= What this task involves =
How many lines of these records hold the string "paths"? Reply with the number alone.

(Stored items)

########################################

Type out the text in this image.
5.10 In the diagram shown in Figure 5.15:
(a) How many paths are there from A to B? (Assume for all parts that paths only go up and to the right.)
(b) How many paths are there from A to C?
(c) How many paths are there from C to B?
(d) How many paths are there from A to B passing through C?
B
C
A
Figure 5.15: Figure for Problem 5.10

########################################

= Final result =
4